Dataset excerpt
— begin —

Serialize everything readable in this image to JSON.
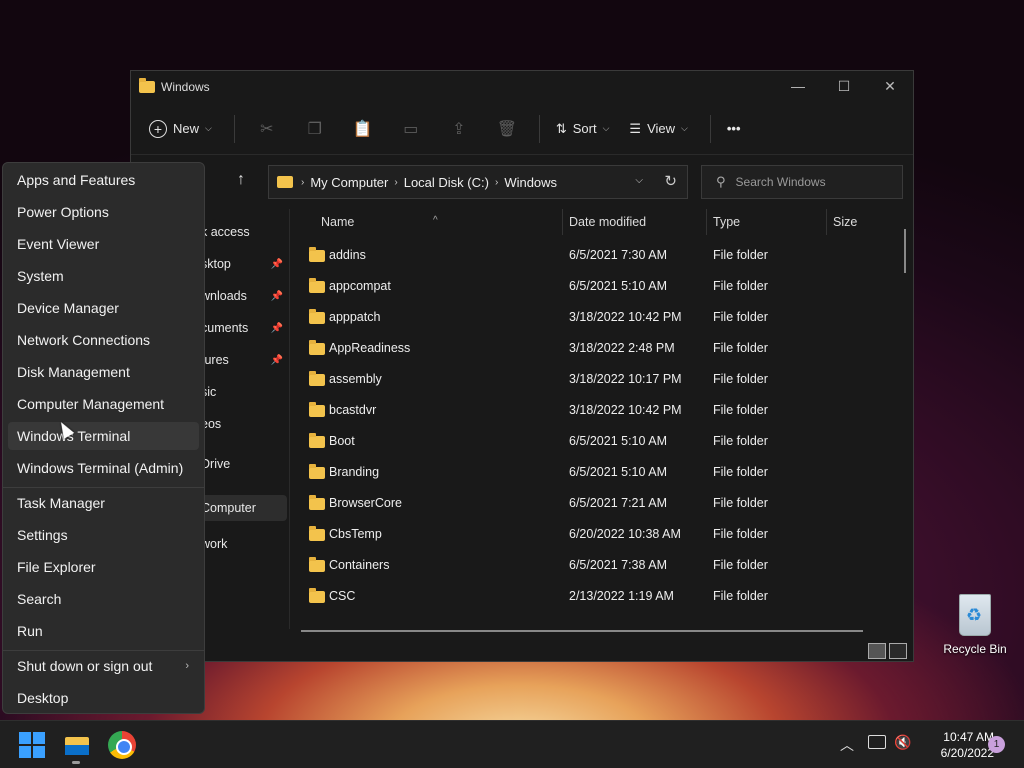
{
  "window": {
    "title": "Windows",
    "controls": {
      "minimize": "—",
      "maximize": "☐",
      "close": "✕"
    }
  },
  "toolbar": {
    "new_label": "New",
    "sort_label": "Sort",
    "view_label": "View",
    "more_label": "•••"
  },
  "address": {
    "crumbs": [
      "My Computer",
      "Local Disk (C:)",
      "Windows"
    ]
  },
  "search": {
    "placeholder": "Search Windows"
  },
  "sidebar": {
    "items": [
      {
        "label": "k access",
        "pinned": false
      },
      {
        "label": "sktop",
        "pinned": true
      },
      {
        "label": "wnloads",
        "pinned": true
      },
      {
        "label": "cuments",
        "pinned": true
      },
      {
        "label": "tures",
        "pinned": true
      },
      {
        "label": "sic",
        "pinned": false
      },
      {
        "label": "eos",
        "pinned": false
      },
      {
        "label": "Drive",
        "pinned": false
      },
      {
        "label": "Computer",
        "pinned": false,
        "selected": true
      },
      {
        "label": "work",
        "pinned": false
      }
    ]
  },
  "columns": {
    "name": "Name",
    "date": "Date modified",
    "type": "Type",
    "size": "Size"
  },
  "files": [
    {
      "name": "addins",
      "date": "6/5/2021 7:30 AM",
      "type": "File folder"
    },
    {
      "name": "appcompat",
      "date": "6/5/2021 5:10 AM",
      "type": "File folder"
    },
    {
      "name": "apppatch",
      "date": "3/18/2022 10:42 PM",
      "type": "File folder"
    },
    {
      "name": "AppReadiness",
      "date": "3/18/2022 2:48 PM",
      "type": "File folder"
    },
    {
      "name": "assembly",
      "date": "3/18/2022 10:17 PM",
      "type": "File folder"
    },
    {
      "name": "bcastdvr",
      "date": "3/18/2022 10:42 PM",
      "type": "File folder"
    },
    {
      "name": "Boot",
      "date": "6/5/2021 5:10 AM",
      "type": "File folder"
    },
    {
      "name": "Branding",
      "date": "6/5/2021 5:10 AM",
      "type": "File folder"
    },
    {
      "name": "BrowserCore",
      "date": "6/5/2021 7:21 AM",
      "type": "File folder"
    },
    {
      "name": "CbsTemp",
      "date": "6/20/2022 10:38 AM",
      "type": "File folder"
    },
    {
      "name": "Containers",
      "date": "6/5/2021 7:38 AM",
      "type": "File folder"
    },
    {
      "name": "CSC",
      "date": "2/13/2022 1:19 AM",
      "type": "File folder"
    }
  ],
  "context_menu": {
    "group1": [
      "Apps and Features",
      "Power Options",
      "Event Viewer",
      "System",
      "Device Manager",
      "Network Connections",
      "Disk Management",
      "Computer Management",
      "Windows Terminal",
      "Windows Terminal (Admin)"
    ],
    "group2": [
      "Task Manager",
      "Settings",
      "File Explorer",
      "Search",
      "Run"
    ],
    "group3": [
      "Shut down or sign out",
      "Desktop"
    ],
    "hovered": "Windows Terminal"
  },
  "desktop": {
    "recycle_bin_label": "Recycle Bin"
  },
  "taskbar": {
    "time": "10:47 AM",
    "date": "6/20/2022",
    "notification_count": "1",
    "icons": [
      "windows-start-icon",
      "file-explorer-icon",
      "chrome-icon"
    ]
  },
  "colors": {
    "folder": "#f3c34c",
    "accent": "#3aa0ff"
  }
}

— end —

» INSTRUCTIONS TO FOLLOW
Transcribe every record above exactly as written, leaving out any pictures.

» WRITTEN SOLUTION
Serialize everything readable in this image to JSON.
{
  "window": {
    "title": "Windows",
    "controls": {
      "minimize": "—",
      "maximize": "☐",
      "close": "✕"
    }
  },
  "toolbar": {
    "new_label": "New",
    "sort_label": "Sort",
    "view_label": "View",
    "more_label": "•••"
  },
  "address": {
    "crumbs": [
      "My Computer",
      "Local Disk (C:)",
      "Windows"
    ]
  },
  "search": {
    "placeholder": "Search Windows"
  },
  "sidebar": {
    "items": [
      {
        "label": "k access",
        "pinned": false
      },
      {
        "label": "sktop",
        "pinned": true
      },
      {
        "label": "wnloads",
        "pinned": true
      },
      {
        "label": "cuments",
        "pinned": true
      },
      {
        "label": "tures",
        "pinned": true
      },
      {
        "label": "sic",
        "pinned": false
      },
      {
        "label": "eos",
        "pinned": false
      },
      {
        "label": "Drive",
        "pinned": false
      },
      {
        "label": "Computer",
        "pinned": false,
        "selected": true
      },
      {
        "label": "work",
        "pinned": false
      }
    ]
  },
  "columns": {
    "name": "Name",
    "date": "Date modified",
    "type": "Type",
    "size": "Size"
  },
  "files": [
    {
      "name": "addins",
      "date": "6/5/2021 7:30 AM",
      "type": "File folder"
    },
    {
      "name": "appcompat",
      "date": "6/5/2021 5:10 AM",
      "type": "File folder"
    },
    {
      "name": "apppatch",
      "date": "3/18/2022 10:42 PM",
      "type": "File folder"
    },
    {
      "name": "AppReadiness",
      "date": "3/18/2022 2:48 PM",
      "type": "File folder"
    },
    {
      "name": "assembly",
      "date": "3/18/2022 10:17 PM",
      "type": "File folder"
    },
    {
      "name": "bcastdvr",
      "date": "3/18/2022 10:42 PM",
      "type": "File folder"
    },
    {
      "name": "Boot",
      "date": "6/5/2021 5:10 AM",
      "type": "File folder"
    },
    {
      "name": "Branding",
      "date": "6/5/2021 5:10 AM",
      "type": "File folder"
    },
    {
      "name": "BrowserCore",
      "date": "6/5/2021 7:21 AM",
      "type": "File folder"
    },
    {
      "name": "CbsTemp",
      "date": "6/20/2022 10:38 AM",
      "type": "File folder"
    },
    {
      "name": "Containers",
      "date": "6/5/2021 7:38 AM",
      "type": "File folder"
    },
    {
      "name": "CSC",
      "date": "2/13/2022 1:19 AM",
      "type": "File folder"
    }
  ],
  "context_menu": {
    "group1": [
      "Apps and Features",
      "Power Options",
      "Event Viewer",
      "System",
      "Device Manager",
      "Network Connections",
      "Disk Management",
      "Computer Management",
      "Windows Terminal",
      "Windows Terminal (Admin)"
    ],
    "group2": [
      "Task Manager",
      "Settings",
      "File Explorer",
      "Search",
      "Run"
    ],
    "group3": [
      "Shut down or sign out",
      "Desktop"
    ],
    "hovered": "Windows Terminal"
  },
  "desktop": {
    "recycle_bin_label": "Recycle Bin"
  },
  "taskbar": {
    "time": "10:47 AM",
    "date": "6/20/2022",
    "notification_count": "1",
    "icons": [
      "windows-start-icon",
      "file-explorer-icon",
      "chrome-icon"
    ]
  },
  "colors": {
    "folder": "#f3c34c",
    "accent": "#3aa0ff"
  }
}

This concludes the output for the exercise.